◆ Written problem ◆
Would you extract the whole listing below and retype it exactly?

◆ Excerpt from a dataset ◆
════════════════════
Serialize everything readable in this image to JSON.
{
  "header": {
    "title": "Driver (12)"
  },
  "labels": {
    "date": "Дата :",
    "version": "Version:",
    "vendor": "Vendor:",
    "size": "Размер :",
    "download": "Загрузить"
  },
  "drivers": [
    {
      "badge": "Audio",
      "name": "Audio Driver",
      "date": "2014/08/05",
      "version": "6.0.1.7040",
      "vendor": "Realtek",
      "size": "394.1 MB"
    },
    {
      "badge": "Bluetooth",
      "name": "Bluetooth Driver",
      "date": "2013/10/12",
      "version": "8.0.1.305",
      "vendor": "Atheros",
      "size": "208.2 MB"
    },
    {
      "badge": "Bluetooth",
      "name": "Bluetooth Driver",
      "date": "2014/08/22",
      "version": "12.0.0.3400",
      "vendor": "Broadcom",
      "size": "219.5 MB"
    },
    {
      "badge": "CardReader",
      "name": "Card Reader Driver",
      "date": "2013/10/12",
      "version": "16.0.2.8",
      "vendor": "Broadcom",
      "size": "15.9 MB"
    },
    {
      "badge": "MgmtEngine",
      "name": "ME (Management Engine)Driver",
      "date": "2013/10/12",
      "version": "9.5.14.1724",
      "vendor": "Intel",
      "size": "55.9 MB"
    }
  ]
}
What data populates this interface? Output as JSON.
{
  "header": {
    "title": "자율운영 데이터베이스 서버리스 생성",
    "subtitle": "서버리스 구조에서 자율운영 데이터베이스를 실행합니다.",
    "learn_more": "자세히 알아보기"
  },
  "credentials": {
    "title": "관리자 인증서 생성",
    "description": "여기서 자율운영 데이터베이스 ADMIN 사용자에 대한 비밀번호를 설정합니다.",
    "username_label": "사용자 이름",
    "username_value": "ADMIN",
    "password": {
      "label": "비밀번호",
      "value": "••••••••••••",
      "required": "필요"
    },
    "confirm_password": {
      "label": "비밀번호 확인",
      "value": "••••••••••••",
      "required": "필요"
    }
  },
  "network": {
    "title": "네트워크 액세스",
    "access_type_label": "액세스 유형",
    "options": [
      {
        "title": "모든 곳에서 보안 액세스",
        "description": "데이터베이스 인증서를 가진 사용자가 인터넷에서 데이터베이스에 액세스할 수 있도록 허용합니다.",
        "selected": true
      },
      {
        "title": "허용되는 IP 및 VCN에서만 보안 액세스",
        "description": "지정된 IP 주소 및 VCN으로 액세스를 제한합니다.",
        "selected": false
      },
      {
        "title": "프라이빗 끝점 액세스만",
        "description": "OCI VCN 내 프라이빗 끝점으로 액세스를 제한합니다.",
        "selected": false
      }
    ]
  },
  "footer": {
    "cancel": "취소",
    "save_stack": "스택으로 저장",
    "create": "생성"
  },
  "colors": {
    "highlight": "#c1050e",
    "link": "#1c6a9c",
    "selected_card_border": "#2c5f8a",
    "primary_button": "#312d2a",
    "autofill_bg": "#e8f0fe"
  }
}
════════════════════
◆ Response to the task ◆
Serialize everything readable in this image to JSON.
{
  "header": {
    "title": "Driver (12)"
  },
  "labels": {
    "date": "Дата :",
    "version": "Version:",
    "vendor": "Vendor:",
    "size": "Размер :",
    "download": "Загрузить"
  },
  "drivers": [
    {
      "badge": "Audio",
      "name": "Audio Driver",
      "date": "2014/08/05",
      "version": "6.0.1.7040",
      "vendor": "Realtek",
      "size": "394.1 MB"
    },
    {
      "badge": "Bluetooth",
      "name": "Bluetooth Driver",
      "date": "2013/10/12",
      "version": "8.0.1.305",
      "vendor": "Atheros",
      "size": "208.2 MB"
    },
    {
      "badge": "Bluetooth",
      "name": "Bluetooth Driver",
      "date": "2014/08/22",
      "version": "12.0.0.3400",
      "vendor": "Broadcom",
      "size": "219.5 MB"
    },
    {
      "badge": "CardReader",
      "name": "Card Reader Driver",
      "date": "2013/10/12",
      "version": "16.0.2.8",
      "vendor": "Broadcom",
      "size": "15.9 MB"
    },
    {
      "badge": "MgmtEngine",
      "name": "ME (Management Engine)Driver",
      "date": "2013/10/12",
      "version": "9.5.14.1724",
      "vendor": "Intel",
      "size": "55.9 MB"
    }
  ]
}
What data populates this interface? Output as JSON.
{
  "header": {
    "title": "자율운영 데이터베이스 서버리스 생성",
    "subtitle": "서버리스 구조에서 자율운영 데이터베이스를 실행합니다.",
    "learn_more": "자세히 알아보기"
  },
  "credentials": {
    "title": "관리자 인증서 생성",
    "description": "여기서 자율운영 데이터베이스 ADMIN 사용자에 대한 비밀번호를 설정합니다.",
    "username_label": "사용자 이름",
    "username_value": "ADMIN",
    "password": {
      "label": "비밀번호",
      "value": "••••••••••••",
      "required": "필요"
    },
    "confirm_password": {
      "label": "비밀번호 확인",
      "value": "••••••••••••",
      "required": "필요"
    }
  },
  "network": {
    "title": "네트워크 액세스",
    "access_type_label": "액세스 유형",
    "options": [
      {
        "title": "모든 곳에서 보안 액세스",
        "description": "데이터베이스 인증서를 가진 사용자가 인터넷에서 데이터베이스에 액세스할 수 있도록 허용합니다.",
        "selected": true
      },
      {
        "title": "허용되는 IP 및 VCN에서만 보안 액세스",
        "description": "지정된 IP 주소 및 VCN으로 액세스를 제한합니다.",
        "selected": false
      },
      {
        "title": "프라이빗 끝점 액세스만",
        "description": "OCI VCN 내 프라이빗 끝점으로 액세스를 제한합니다.",
        "selected": false
      }
    ]
  },
  "footer": {
    "cancel": "취소",
    "save_stack": "스택으로 저장",
    "create": "생성"
  },
  "colors": {
    "highlight": "#c1050e",
    "link": "#1c6a9c",
    "selected_card_border": "#2c5f8a",
    "primary_button": "#312d2a",
    "autofill_bg": "#e8f0fe"
  }
}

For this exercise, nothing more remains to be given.